CONSIGNE =>
Les affirmations suivantes concordent-elles avec le texte à examiner ? Répondez par oui ou par non à chacune, en citant les mots décisifs du texte.
1. Le troisième pilier peut rapporter au maximum 18 points.
2. Un total de quatre points pour l'ensemble des trois piliers suffit.
3. Pour le pilier 3, l'évaluation repose uniquement sur un examen médical.

TEXTE À EXAMINER =>
============================================================

Enfin, pour le troisième pilier, celui-ci comprend trois catégories, étant de savoir si un traitement est dispensé à domicile, si sont exigés des déplacements pour surveillance médicale et traitements et s’il y a des adaptations du milieu de vie et des habitudes de vie nécessaires. Le nombre maximum est ici de 18, les points étant multipliés par deux.

Un minimum de points est requis, étant un total de six pour l’ensemble des trois piliers ou un total de quatre dans le premier pilier.

La cour rappelle que les dispositions correspondantes sont d’une part l’article 6 de l’arrêté royal du 28 mars 2003 portant exécution des articles 47, 56septies et 63 des lois coordonnées relatives aux allocations familiales pour travailleurs salariés et de l’article 88 de la loi-programme (I) du 24 décembre 2022 ainsi que l’article 3 de l’arrêté du gouvernement wallon du 23 mai 2019 déterminant les conditions d’octroi du supplément d’allocations familiales en faveur d’un enfant atteint d’un handicap en exécution de l’article 16 du décret du 8 février 2018 relatif à la gestion et au paiement des prestations familiales.

L’annexe à l’arrêté royal du 28 mars 2003 donne certaines balises pour ce qui est du pilier 3, pour lequel l’évaluation doit se faire non seulement par un examen médical mais également par la collecte de diverses informations auprès de la famille, de l’enfant, des médecins spécialistes, du personnel scolaire, paramédical, etc.

============================================================

DONNÉES EXTRAITES =>
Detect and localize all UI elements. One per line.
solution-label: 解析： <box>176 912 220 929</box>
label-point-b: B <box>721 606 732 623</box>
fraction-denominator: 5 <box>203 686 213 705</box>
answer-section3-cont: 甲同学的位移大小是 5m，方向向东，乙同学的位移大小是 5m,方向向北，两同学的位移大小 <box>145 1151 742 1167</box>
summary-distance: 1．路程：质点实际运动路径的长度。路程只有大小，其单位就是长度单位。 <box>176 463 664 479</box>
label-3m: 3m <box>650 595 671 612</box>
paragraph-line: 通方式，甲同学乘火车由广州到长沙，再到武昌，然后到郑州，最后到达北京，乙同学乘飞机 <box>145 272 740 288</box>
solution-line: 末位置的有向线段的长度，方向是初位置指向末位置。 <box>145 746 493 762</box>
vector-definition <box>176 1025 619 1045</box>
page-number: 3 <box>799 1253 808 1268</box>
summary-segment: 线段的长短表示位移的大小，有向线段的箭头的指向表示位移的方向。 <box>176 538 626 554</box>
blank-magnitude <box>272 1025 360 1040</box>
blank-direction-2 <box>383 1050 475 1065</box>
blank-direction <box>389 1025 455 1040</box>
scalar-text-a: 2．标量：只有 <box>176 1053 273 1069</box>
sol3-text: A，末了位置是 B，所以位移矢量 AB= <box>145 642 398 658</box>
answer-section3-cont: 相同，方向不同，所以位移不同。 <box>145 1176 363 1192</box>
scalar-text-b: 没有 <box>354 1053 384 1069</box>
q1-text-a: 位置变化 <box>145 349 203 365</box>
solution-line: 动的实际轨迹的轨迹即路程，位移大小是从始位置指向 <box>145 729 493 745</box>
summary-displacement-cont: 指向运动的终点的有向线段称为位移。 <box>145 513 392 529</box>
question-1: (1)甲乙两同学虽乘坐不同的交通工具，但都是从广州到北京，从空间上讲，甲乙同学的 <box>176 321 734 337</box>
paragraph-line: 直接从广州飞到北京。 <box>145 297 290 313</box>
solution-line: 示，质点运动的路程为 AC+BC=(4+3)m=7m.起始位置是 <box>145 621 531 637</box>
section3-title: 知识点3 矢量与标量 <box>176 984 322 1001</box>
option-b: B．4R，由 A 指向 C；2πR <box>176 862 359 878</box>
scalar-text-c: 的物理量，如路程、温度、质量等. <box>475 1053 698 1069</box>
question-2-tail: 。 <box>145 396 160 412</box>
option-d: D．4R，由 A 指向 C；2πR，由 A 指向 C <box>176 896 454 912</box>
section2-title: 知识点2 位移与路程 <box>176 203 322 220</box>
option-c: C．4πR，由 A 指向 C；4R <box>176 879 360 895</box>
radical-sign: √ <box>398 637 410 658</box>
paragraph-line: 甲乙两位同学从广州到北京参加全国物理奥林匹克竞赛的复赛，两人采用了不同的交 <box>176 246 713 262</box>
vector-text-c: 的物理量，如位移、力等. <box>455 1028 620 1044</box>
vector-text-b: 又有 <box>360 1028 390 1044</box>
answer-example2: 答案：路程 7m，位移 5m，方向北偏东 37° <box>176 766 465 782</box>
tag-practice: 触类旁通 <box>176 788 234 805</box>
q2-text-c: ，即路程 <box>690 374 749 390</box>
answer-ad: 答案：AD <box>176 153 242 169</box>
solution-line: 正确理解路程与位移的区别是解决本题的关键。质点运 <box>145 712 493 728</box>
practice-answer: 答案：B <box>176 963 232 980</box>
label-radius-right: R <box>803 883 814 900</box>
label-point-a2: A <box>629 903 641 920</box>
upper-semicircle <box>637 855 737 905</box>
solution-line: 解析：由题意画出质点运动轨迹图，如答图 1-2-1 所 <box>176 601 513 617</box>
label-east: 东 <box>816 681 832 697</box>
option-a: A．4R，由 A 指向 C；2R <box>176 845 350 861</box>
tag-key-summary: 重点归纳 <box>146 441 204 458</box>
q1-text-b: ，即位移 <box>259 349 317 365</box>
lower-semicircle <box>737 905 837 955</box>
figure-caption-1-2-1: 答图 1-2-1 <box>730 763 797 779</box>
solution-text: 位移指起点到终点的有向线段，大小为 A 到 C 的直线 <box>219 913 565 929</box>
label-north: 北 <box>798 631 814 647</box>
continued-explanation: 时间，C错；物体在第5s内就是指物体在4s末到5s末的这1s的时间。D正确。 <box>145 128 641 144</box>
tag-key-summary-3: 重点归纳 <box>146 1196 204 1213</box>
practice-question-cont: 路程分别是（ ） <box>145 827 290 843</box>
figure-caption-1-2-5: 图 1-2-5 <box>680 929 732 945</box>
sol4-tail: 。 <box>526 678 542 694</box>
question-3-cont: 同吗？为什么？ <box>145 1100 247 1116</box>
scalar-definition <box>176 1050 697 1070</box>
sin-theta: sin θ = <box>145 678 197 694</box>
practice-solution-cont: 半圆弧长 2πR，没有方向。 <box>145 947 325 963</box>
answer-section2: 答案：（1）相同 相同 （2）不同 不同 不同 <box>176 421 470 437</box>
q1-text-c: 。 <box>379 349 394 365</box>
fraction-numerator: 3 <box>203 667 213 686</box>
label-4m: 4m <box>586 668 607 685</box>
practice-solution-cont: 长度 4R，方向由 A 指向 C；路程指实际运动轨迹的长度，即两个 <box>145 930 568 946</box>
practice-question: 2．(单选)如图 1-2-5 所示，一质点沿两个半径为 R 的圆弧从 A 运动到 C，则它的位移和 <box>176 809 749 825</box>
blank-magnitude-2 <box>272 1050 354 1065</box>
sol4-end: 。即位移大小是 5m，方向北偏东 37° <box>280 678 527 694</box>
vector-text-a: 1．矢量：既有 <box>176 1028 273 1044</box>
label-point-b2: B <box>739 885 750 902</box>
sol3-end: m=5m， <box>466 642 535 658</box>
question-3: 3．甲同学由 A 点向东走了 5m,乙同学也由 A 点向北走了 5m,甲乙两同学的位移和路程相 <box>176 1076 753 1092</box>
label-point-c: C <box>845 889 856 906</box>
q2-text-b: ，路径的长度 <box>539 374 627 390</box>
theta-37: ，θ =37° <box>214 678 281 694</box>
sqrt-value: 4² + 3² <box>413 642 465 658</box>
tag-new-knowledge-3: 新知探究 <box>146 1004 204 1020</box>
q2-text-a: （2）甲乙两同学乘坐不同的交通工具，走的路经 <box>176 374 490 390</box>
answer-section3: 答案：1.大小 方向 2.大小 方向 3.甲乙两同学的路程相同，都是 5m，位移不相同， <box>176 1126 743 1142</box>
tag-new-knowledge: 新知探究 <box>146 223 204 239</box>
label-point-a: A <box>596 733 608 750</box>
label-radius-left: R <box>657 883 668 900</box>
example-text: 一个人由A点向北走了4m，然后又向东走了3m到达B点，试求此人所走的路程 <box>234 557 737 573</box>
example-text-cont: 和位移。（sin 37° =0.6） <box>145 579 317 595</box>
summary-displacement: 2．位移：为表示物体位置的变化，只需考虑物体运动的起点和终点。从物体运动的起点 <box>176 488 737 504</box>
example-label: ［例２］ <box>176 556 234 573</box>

============================================================

RÉPONSE =>
1. Oui : « Le nombre maximum est ici de 18 ».
2. Non : « un total de six pour l’ensemble des trois piliers ou un total de quatre dans le premier pilier ».
3. Non : « l’évaluation doit se faire non seulement par un examen médical mais également par la collecte de diverses informations ».